Copy the lines below word for word.
-------- The data
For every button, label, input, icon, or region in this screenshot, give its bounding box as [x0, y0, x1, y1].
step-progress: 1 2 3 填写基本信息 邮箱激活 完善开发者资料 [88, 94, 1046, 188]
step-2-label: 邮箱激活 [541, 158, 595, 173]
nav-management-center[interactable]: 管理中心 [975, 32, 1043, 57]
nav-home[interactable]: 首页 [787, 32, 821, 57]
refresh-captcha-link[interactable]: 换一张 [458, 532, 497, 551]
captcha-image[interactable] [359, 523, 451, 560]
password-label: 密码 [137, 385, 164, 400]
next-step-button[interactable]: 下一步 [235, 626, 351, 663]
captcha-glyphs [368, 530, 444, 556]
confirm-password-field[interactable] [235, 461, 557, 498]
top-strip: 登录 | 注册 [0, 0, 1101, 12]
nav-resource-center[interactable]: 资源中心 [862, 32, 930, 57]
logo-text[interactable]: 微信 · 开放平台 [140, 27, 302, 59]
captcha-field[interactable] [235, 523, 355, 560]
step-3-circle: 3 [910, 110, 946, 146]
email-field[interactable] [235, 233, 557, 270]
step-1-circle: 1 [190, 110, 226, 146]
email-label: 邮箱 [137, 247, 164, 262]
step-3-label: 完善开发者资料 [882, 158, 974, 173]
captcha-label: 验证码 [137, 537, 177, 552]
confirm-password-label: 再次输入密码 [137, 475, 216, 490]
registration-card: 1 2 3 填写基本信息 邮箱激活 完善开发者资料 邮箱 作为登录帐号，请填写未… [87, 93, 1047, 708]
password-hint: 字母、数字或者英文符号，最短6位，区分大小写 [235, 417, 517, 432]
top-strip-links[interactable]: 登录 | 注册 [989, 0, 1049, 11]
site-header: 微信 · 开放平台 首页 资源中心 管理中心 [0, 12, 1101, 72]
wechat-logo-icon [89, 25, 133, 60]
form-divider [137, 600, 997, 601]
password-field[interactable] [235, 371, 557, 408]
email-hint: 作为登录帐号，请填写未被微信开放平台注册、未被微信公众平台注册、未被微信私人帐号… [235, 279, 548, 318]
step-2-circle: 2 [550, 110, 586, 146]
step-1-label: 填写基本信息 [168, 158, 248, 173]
----------------
__Final result__:
For every button, label, input, icon, or region in this screenshot, give its bounding box as [x0, y0, x1, y1].
step-progress: 1 2 3 填写基本信息 邮箱激活 完善开发者资料 [88, 94, 1046, 188]
step-2-label: 邮箱激活 [541, 158, 595, 173]
nav-management-center[interactable]: 管理中心 [975, 32, 1043, 57]
nav-home[interactable]: 首页 [787, 32, 821, 57]
refresh-captcha-link[interactable]: 换一张 [458, 532, 497, 551]
captcha-image[interactable] [359, 523, 451, 560]
password-label: 密码 [137, 385, 164, 400]
next-step-button[interactable]: 下一步 [235, 626, 351, 663]
captcha-glyphs [368, 530, 444, 556]
confirm-password-field[interactable] [235, 461, 557, 498]
top-strip: 登录 | 注册 [0, 0, 1101, 12]
nav-resource-center[interactable]: 资源中心 [862, 32, 930, 57]
logo-text[interactable]: 微信 · 开放平台 [140, 27, 302, 59]
captcha-field[interactable] [235, 523, 355, 560]
step-3-circle: 3 [910, 110, 946, 146]
email-field[interactable] [235, 233, 557, 270]
step-1-circle: 1 [190, 110, 226, 146]
email-label: 邮箱 [137, 247, 164, 262]
step-3-label: 完善开发者资料 [882, 158, 974, 173]
captcha-label: 验证码 [137, 537, 177, 552]
confirm-password-label: 再次输入密码 [137, 475, 216, 490]
registration-card: 1 2 3 填写基本信息 邮箱激活 完善开发者资料 邮箱 作为登录帐号，请填写未… [87, 93, 1047, 708]
password-hint: 字母、数字或者英文符号，最短6位，区分大小写 [235, 417, 517, 432]
top-strip-links[interactable]: 登录 | 注册 [989, 0, 1049, 11]
site-header: 微信 · 开放平台 首页 资源中心 管理中心 [0, 12, 1101, 72]
wechat-logo-icon [89, 25, 133, 60]
form-divider [137, 600, 997, 601]
password-field[interactable] [235, 371, 557, 408]
email-hint: 作为登录帐号，请填写未被微信开放平台注册、未被微信公众平台注册、未被微信私人帐号… [235, 279, 548, 318]
step-2-circle: 2 [550, 110, 586, 146]
step-1-label: 填写基本信息 [168, 158, 248, 173]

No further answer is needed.